--- START MATERIAL ---

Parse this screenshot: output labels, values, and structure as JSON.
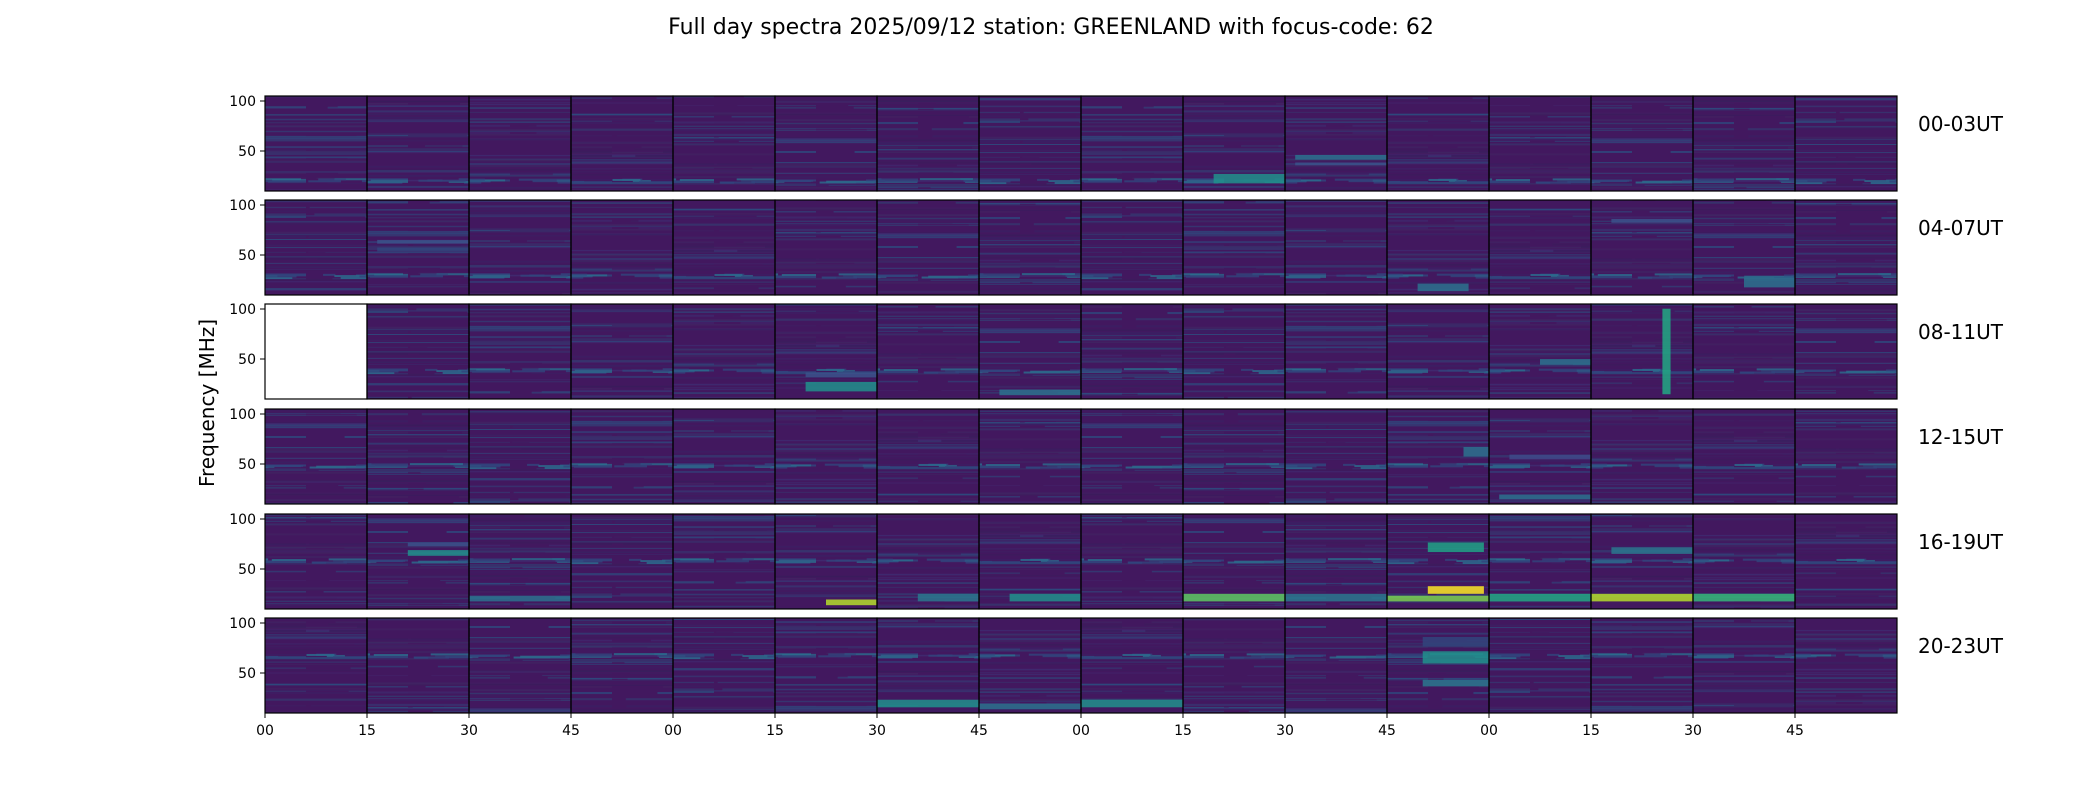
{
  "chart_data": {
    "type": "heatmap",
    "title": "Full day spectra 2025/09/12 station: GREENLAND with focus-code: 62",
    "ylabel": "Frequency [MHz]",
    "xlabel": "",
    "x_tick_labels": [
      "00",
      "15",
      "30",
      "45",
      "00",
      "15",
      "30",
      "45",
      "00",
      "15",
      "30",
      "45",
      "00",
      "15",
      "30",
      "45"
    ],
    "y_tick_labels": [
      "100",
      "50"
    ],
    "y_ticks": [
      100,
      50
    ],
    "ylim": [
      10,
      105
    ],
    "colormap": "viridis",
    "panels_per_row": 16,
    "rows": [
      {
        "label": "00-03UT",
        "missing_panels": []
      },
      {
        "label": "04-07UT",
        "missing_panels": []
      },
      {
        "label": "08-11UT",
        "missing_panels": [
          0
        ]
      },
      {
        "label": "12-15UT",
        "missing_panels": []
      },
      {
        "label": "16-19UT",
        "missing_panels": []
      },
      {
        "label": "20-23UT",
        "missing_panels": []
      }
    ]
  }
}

--- END MATERIAL ---
--- START MATERIAL ---

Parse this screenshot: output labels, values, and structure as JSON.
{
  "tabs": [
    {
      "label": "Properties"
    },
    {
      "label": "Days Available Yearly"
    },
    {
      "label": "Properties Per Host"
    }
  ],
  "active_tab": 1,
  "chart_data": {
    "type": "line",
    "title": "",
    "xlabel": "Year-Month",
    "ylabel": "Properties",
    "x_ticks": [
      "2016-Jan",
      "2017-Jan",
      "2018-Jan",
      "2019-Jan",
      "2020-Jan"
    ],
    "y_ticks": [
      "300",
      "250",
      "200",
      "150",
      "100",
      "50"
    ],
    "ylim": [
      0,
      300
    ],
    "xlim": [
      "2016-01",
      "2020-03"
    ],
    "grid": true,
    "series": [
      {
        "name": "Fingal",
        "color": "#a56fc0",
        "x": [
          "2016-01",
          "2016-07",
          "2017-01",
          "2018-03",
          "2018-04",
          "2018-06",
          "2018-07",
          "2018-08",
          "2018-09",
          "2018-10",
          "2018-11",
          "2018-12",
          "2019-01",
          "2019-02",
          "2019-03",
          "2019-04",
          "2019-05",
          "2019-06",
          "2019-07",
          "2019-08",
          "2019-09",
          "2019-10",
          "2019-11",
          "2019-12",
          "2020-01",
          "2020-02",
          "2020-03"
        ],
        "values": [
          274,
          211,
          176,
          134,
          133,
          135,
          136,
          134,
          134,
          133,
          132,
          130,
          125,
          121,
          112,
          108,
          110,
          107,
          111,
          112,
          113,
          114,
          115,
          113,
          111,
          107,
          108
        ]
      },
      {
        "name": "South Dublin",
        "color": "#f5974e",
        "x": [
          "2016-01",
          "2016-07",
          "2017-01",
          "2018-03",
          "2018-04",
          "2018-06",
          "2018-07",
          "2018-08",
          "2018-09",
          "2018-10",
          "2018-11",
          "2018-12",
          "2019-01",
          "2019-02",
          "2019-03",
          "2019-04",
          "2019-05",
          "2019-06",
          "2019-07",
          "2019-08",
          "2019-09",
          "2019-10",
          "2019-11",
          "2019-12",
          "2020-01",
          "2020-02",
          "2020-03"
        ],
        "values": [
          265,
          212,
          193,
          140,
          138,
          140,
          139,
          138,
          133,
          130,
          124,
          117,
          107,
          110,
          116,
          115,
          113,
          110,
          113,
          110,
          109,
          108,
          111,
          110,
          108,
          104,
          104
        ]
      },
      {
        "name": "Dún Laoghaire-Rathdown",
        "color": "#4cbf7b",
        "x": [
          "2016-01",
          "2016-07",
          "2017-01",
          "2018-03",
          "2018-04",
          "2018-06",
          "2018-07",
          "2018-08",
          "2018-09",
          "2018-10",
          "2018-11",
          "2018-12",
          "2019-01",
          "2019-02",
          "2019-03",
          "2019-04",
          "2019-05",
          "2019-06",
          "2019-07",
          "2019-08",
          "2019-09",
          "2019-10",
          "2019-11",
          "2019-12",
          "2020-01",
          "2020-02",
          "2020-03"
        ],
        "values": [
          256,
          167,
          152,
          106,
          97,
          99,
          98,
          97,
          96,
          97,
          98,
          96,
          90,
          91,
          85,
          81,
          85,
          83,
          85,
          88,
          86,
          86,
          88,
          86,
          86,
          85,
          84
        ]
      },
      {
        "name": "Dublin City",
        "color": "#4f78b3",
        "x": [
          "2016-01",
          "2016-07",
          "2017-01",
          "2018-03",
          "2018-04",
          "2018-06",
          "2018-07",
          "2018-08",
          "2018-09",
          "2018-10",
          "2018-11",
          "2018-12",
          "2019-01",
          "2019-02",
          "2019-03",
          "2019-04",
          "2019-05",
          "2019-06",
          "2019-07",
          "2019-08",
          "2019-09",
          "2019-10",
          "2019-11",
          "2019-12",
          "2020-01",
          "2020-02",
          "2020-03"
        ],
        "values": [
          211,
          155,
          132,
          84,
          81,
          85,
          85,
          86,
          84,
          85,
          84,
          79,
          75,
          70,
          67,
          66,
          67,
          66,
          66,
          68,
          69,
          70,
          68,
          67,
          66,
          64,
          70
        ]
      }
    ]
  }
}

--- END MATERIAL ---
--- START MATERIAL ---

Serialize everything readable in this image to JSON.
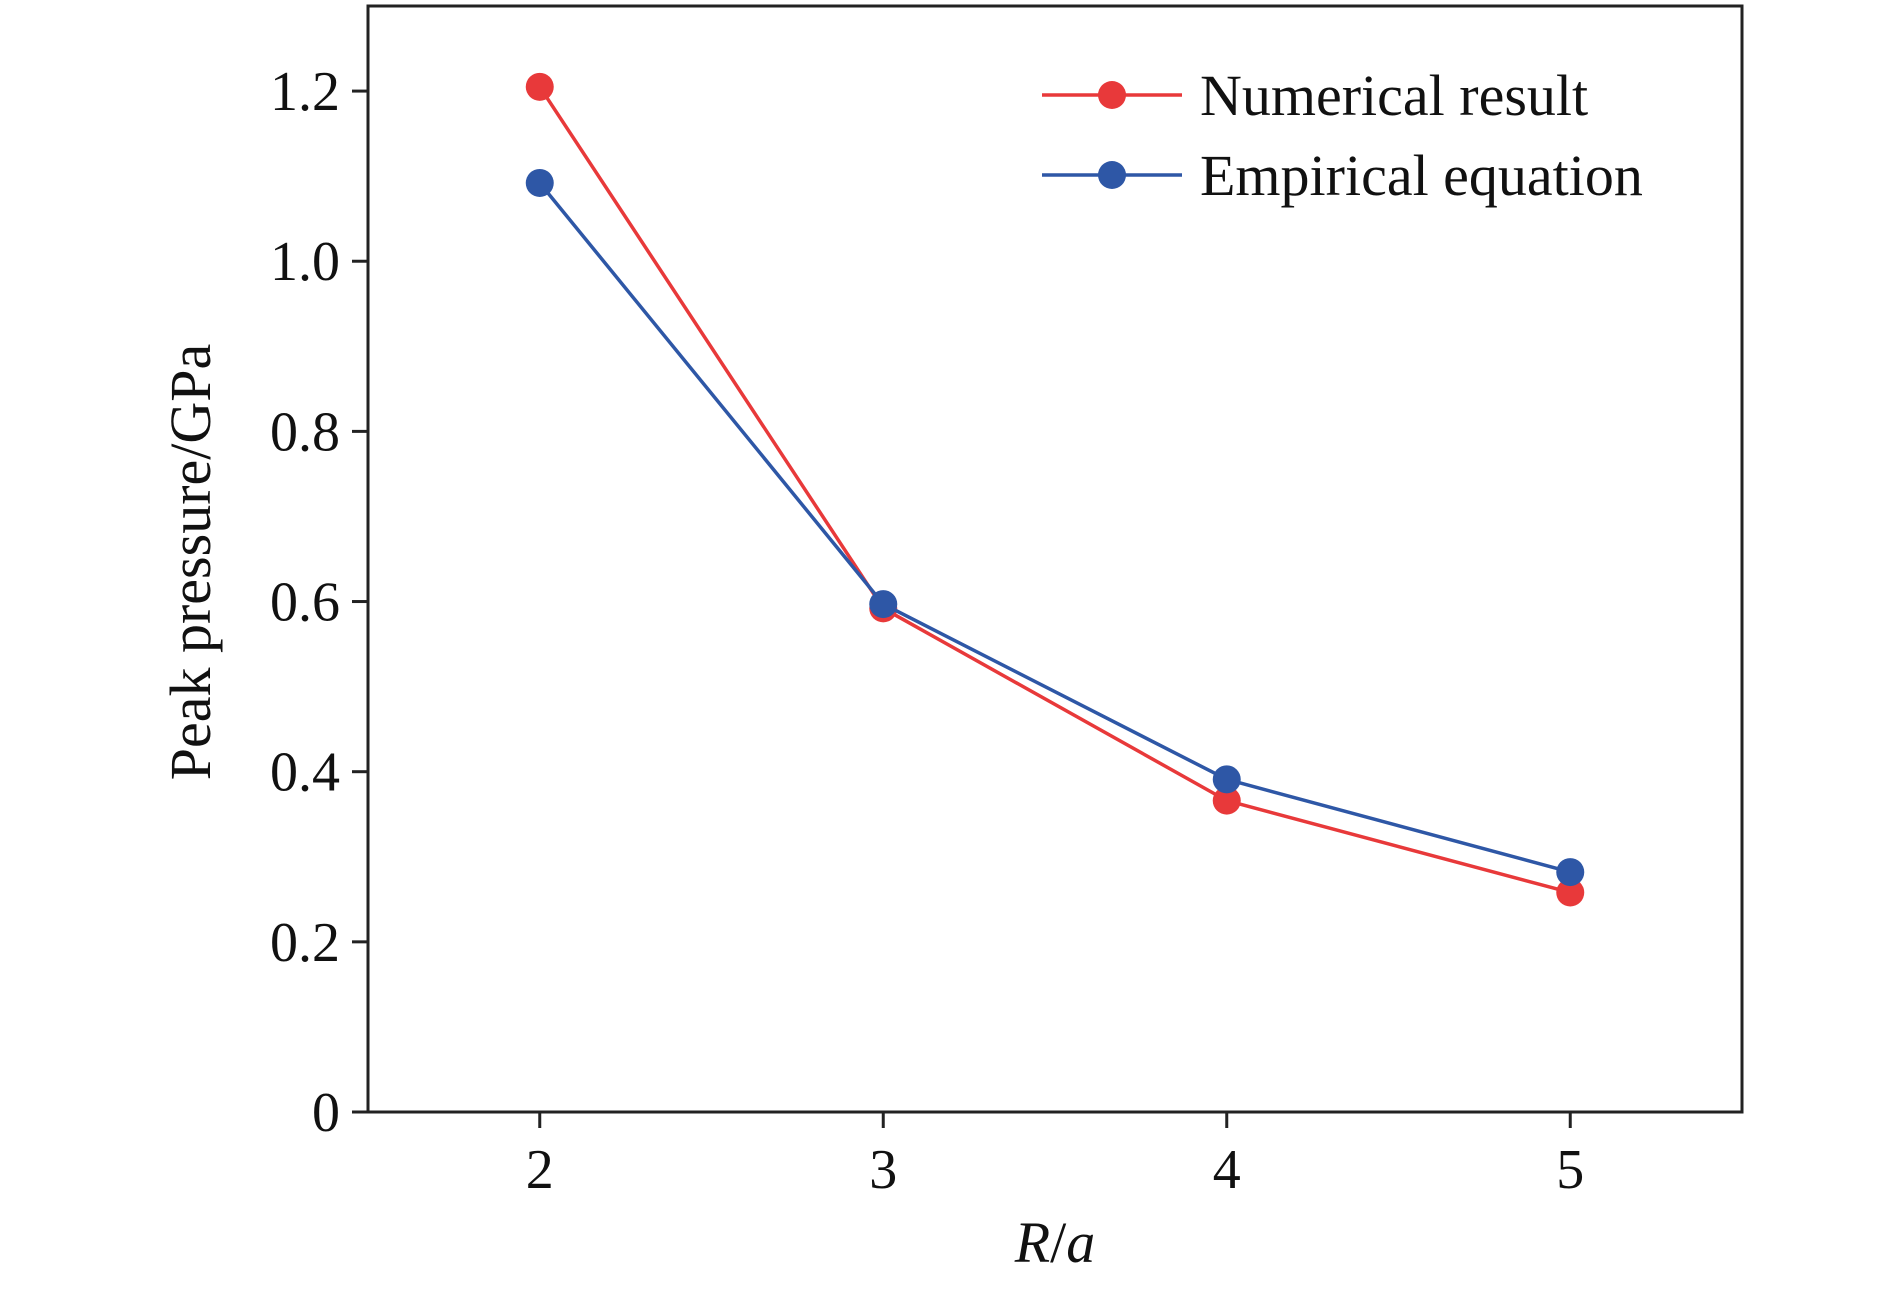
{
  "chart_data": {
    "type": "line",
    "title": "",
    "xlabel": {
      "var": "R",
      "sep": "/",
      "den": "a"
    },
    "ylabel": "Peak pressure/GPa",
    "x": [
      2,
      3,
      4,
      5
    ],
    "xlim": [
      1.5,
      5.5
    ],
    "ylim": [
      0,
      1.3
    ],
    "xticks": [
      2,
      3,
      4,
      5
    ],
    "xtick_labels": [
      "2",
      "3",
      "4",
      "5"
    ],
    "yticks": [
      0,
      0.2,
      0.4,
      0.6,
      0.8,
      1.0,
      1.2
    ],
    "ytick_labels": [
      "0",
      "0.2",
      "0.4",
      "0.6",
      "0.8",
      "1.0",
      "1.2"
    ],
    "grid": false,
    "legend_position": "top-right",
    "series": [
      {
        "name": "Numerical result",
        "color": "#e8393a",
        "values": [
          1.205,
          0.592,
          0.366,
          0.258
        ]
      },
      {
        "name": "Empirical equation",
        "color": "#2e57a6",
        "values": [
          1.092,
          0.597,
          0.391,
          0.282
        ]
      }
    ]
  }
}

--- END MATERIAL ---

_EXERCISE GOAL_: Each line in the listing above that contains "Properties" should be copied.

_ANSWER FOR THIS EXERCISE_:
      "label": "Properties"
      "label": "Properties Per Host"
    "ylabel": "Properties",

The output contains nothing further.